Begin

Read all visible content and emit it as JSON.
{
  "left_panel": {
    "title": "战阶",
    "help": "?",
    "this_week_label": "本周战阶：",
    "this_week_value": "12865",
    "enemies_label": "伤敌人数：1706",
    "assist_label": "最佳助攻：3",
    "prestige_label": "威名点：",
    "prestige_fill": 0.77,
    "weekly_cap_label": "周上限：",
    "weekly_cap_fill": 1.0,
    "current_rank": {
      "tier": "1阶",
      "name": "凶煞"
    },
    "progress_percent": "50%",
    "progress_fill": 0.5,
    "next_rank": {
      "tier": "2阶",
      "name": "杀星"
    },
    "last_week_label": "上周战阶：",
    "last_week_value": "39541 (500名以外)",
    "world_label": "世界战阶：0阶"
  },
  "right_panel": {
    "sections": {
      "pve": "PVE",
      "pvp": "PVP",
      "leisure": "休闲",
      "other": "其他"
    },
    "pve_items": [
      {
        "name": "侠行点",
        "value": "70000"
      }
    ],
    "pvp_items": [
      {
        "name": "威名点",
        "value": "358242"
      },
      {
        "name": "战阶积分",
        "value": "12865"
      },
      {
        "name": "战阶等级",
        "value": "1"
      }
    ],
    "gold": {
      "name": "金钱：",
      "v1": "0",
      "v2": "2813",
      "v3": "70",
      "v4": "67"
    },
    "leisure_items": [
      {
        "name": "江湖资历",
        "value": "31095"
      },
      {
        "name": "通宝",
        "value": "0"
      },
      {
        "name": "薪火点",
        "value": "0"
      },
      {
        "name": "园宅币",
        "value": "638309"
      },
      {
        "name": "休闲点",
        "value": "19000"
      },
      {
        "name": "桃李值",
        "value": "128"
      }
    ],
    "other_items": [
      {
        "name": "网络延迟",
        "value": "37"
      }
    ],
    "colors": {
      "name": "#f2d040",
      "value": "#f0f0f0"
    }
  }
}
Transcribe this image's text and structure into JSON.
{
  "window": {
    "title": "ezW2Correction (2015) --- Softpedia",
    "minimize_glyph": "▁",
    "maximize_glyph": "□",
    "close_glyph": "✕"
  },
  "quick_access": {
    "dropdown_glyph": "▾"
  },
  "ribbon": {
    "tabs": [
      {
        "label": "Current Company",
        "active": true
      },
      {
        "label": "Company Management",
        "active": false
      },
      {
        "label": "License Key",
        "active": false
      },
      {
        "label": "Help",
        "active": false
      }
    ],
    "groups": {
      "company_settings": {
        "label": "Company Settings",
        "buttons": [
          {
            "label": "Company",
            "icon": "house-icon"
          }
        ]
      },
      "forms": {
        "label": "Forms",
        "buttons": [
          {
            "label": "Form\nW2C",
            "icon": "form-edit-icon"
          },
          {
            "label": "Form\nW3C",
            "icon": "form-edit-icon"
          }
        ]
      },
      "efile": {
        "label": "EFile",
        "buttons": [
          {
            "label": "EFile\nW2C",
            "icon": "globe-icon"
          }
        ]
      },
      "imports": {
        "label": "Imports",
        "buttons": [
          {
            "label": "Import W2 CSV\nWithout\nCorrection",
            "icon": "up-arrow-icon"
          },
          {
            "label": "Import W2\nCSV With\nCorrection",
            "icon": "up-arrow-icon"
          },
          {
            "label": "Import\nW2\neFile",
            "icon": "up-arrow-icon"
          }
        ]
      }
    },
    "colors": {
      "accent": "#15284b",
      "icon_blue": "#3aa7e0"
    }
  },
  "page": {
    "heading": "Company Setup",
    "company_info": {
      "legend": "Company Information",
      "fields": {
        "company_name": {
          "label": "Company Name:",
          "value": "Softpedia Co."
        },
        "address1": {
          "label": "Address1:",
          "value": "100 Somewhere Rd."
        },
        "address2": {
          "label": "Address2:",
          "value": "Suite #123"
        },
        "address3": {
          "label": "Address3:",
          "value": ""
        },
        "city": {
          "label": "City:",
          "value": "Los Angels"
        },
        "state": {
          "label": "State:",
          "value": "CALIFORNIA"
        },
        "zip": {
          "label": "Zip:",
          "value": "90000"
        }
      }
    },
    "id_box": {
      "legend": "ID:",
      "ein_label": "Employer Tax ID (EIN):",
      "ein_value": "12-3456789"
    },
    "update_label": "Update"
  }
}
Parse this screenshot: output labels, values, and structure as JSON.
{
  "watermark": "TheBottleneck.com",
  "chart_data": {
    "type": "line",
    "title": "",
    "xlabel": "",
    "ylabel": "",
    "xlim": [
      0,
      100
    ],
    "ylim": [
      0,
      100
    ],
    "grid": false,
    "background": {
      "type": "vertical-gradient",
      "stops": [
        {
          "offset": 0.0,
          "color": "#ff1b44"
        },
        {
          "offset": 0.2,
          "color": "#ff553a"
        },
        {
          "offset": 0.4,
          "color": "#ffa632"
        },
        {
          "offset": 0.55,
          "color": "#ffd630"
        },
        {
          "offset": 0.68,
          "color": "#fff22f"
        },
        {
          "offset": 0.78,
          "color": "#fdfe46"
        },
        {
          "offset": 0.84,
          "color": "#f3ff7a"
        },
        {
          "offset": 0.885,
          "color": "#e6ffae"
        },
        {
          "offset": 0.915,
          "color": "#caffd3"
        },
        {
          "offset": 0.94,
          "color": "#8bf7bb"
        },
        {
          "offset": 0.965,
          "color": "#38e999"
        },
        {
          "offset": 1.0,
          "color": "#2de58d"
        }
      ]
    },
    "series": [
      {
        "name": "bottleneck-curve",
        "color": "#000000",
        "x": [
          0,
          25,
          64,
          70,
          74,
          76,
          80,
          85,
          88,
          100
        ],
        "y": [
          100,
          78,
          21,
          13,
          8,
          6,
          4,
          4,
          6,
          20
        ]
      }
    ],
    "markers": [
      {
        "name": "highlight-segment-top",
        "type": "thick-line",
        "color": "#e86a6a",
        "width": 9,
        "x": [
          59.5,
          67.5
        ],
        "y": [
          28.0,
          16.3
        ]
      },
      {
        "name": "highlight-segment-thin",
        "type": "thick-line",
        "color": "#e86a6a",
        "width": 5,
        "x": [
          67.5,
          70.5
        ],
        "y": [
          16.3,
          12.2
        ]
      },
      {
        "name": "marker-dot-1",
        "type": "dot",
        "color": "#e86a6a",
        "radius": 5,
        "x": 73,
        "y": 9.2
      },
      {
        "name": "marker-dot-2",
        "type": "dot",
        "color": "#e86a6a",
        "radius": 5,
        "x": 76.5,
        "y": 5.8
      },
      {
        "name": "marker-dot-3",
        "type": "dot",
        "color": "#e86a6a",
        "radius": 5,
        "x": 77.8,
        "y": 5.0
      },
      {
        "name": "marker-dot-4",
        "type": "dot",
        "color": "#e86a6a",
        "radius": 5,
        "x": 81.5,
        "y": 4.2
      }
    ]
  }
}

End

▸ TASK STATEMENT: The records above are to be copied in full, exactly as written.

▸ REPLY:
Read all visible content and emit it as JSON.
{
  "left_panel": {
    "title": "战阶",
    "help": "?",
    "this_week_label": "本周战阶：",
    "this_week_value": "12865",
    "enemies_label": "伤敌人数：1706",
    "assist_label": "最佳助攻：3",
    "prestige_label": "威名点：",
    "prestige_fill": 0.77,
    "weekly_cap_label": "周上限：",
    "weekly_cap_fill": 1.0,
    "current_rank": {
      "tier": "1阶",
      "name": "凶煞"
    },
    "progress_percent": "50%",
    "progress_fill": 0.5,
    "next_rank": {
      "tier": "2阶",
      "name": "杀星"
    },
    "last_week_label": "上周战阶：",
    "last_week_value": "39541 (500名以外)",
    "world_label": "世界战阶：0阶"
  },
  "right_panel": {
    "sections": {
      "pve": "PVE",
      "pvp": "PVP",
      "leisure": "休闲",
      "other": "其他"
    },
    "pve_items": [
      {
        "name": "侠行点",
        "value": "70000"
      }
    ],
    "pvp_items": [
      {
        "name": "威名点",
        "value": "358242"
      },
      {
        "name": "战阶积分",
        "value": "12865"
      },
      {
        "name": "战阶等级",
        "value": "1"
      }
    ],
    "gold": {
      "name": "金钱：",
      "v1": "0",
      "v2": "2813",
      "v3": "70",
      "v4": "67"
    },
    "leisure_items": [
      {
        "name": "江湖资历",
        "value": "31095"
      },
      {
        "name": "通宝",
        "value": "0"
      },
      {
        "name": "薪火点",
        "value": "0"
      },
      {
        "name": "园宅币",
        "value": "638309"
      },
      {
        "name": "休闲点",
        "value": "19000"
      },
      {
        "name": "桃李值",
        "value": "128"
      }
    ],
    "other_items": [
      {
        "name": "网络延迟",
        "value": "37"
      }
    ],
    "colors": {
      "name": "#f2d040",
      "value": "#f0f0f0"
    }
  }
}
Transcribe this image's text and structure into JSON.
{
  "window": {
    "title": "ezW2Correction (2015) --- Softpedia",
    "minimize_glyph": "▁",
    "maximize_glyph": "□",
    "close_glyph": "✕"
  },
  "quick_access": {
    "dropdown_glyph": "▾"
  },
  "ribbon": {
    "tabs": [
      {
        "label": "Current Company",
        "active": true
      },
      {
        "label": "Company Management",
        "active": false
      },
      {
        "label": "License Key",
        "active": false
      },
      {
        "label": "Help",
        "active": false
      }
    ],
    "groups": {
      "company_settings": {
        "label": "Company Settings",
        "buttons": [
          {
            "label": "Company",
            "icon": "house-icon"
          }
        ]
      },
      "forms": {
        "label": "Forms",
        "buttons": [
          {
            "label": "Form\nW2C",
            "icon": "form-edit-icon"
          },
          {
            "label": "Form\nW3C",
            "icon": "form-edit-icon"
          }
        ]
      },
      "efile": {
        "label": "EFile",
        "buttons": [
          {
            "label": "EFile\nW2C",
            "icon": "globe-icon"
          }
        ]
      },
      "imports": {
        "label": "Imports",
        "buttons": [
          {
            "label": "Import W2 CSV\nWithout\nCorrection",
            "icon": "up-arrow-icon"
          },
          {
            "label": "Import W2\nCSV With\nCorrection",
            "icon": "up-arrow-icon"
          },
          {
            "label": "Import\nW2\neFile",
            "icon": "up-arrow-icon"
          }
        ]
      }
    },
    "colors": {
      "accent": "#15284b",
      "icon_blue": "#3aa7e0"
    }
  },
  "page": {
    "heading": "Company Setup",
    "company_info": {
      "legend": "Company Information",
      "fields": {
        "company_name": {
          "label": "Company Name:",
          "value": "Softpedia Co."
        },
        "address1": {
          "label": "Address1:",
          "value": "100 Somewhere Rd."
        },
        "address2": {
          "label": "Address2:",
          "value": "Suite #123"
        },
        "address3": {
          "label": "Address3:",
          "value": ""
        },
        "city": {
          "label": "City:",
          "value": "Los Angels"
        },
        "state": {
          "label": "State:",
          "value": "CALIFORNIA"
        },
        "zip": {
          "label": "Zip:",
          "value": "90000"
        }
      }
    },
    "id_box": {
      "legend": "ID:",
      "ein_label": "Employer Tax ID (EIN):",
      "ein_value": "12-3456789"
    },
    "update_label": "Update"
  }
}
Parse this screenshot: output labels, values, and structure as JSON.
{
  "watermark": "TheBottleneck.com",
  "chart_data": {
    "type": "line",
    "title": "",
    "xlabel": "",
    "ylabel": "",
    "xlim": [
      0,
      100
    ],
    "ylim": [
      0,
      100
    ],
    "grid": false,
    "background": {
      "type": "vertical-gradient",
      "stops": [
        {
          "offset": 0.0,
          "color": "#ff1b44"
        },
        {
          "offset": 0.2,
          "color": "#ff553a"
        },
        {
          "offset": 0.4,
          "color": "#ffa632"
        },
        {
          "offset": 0.55,
          "color": "#ffd630"
        },
        {
          "offset": 0.68,
          "color": "#fff22f"
        },
        {
          "offset": 0.78,
          "color": "#fdfe46"
        },
        {
          "offset": 0.84,
          "color": "#f3ff7a"
        },
        {
          "offset": 0.885,
          "color": "#e6ffae"
        },
        {
          "offset": 0.915,
          "color": "#caffd3"
        },
        {
          "offset": 0.94,
          "color": "#8bf7bb"
        },
        {
          "offset": 0.965,
          "color": "#38e999"
        },
        {
          "offset": 1.0,
          "color": "#2de58d"
        }
      ]
    },
    "series": [
      {
        "name": "bottleneck-curve",
        "color": "#000000",
        "x": [
          0,
          25,
          64,
          70,
          74,
          76,
          80,
          85,
          88,
          100
        ],
        "y": [
          100,
          78,
          21,
          13,
          8,
          6,
          4,
          4,
          6,
          20
        ]
      }
    ],
    "markers": [
      {
        "name": "highlight-segment-top",
        "type": "thick-line",
        "color": "#e86a6a",
        "width": 9,
        "x": [
          59.5,
          67.5
        ],
        "y": [
          28.0,
          16.3
        ]
      },
      {
        "name": "highlight-segment-thin",
        "type": "thick-line",
        "color": "#e86a6a",
        "width": 5,
        "x": [
          67.5,
          70.5
        ],
        "y": [
          16.3,
          12.2
        ]
      },
      {
        "name": "marker-dot-1",
        "type": "dot",
        "color": "#e86a6a",
        "radius": 5,
        "x": 73,
        "y": 9.2
      },
      {
        "name": "marker-dot-2",
        "type": "dot",
        "color": "#e86a6a",
        "radius": 5,
        "x": 76.5,
        "y": 5.8
      },
      {
        "name": "marker-dot-3",
        "type": "dot",
        "color": "#e86a6a",
        "radius": 5,
        "x": 77.8,
        "y": 5.0
      },
      {
        "name": "marker-dot-4",
        "type": "dot",
        "color": "#e86a6a",
        "radius": 5,
        "x": 81.5,
        "y": 4.2
      }
    ]
  }
}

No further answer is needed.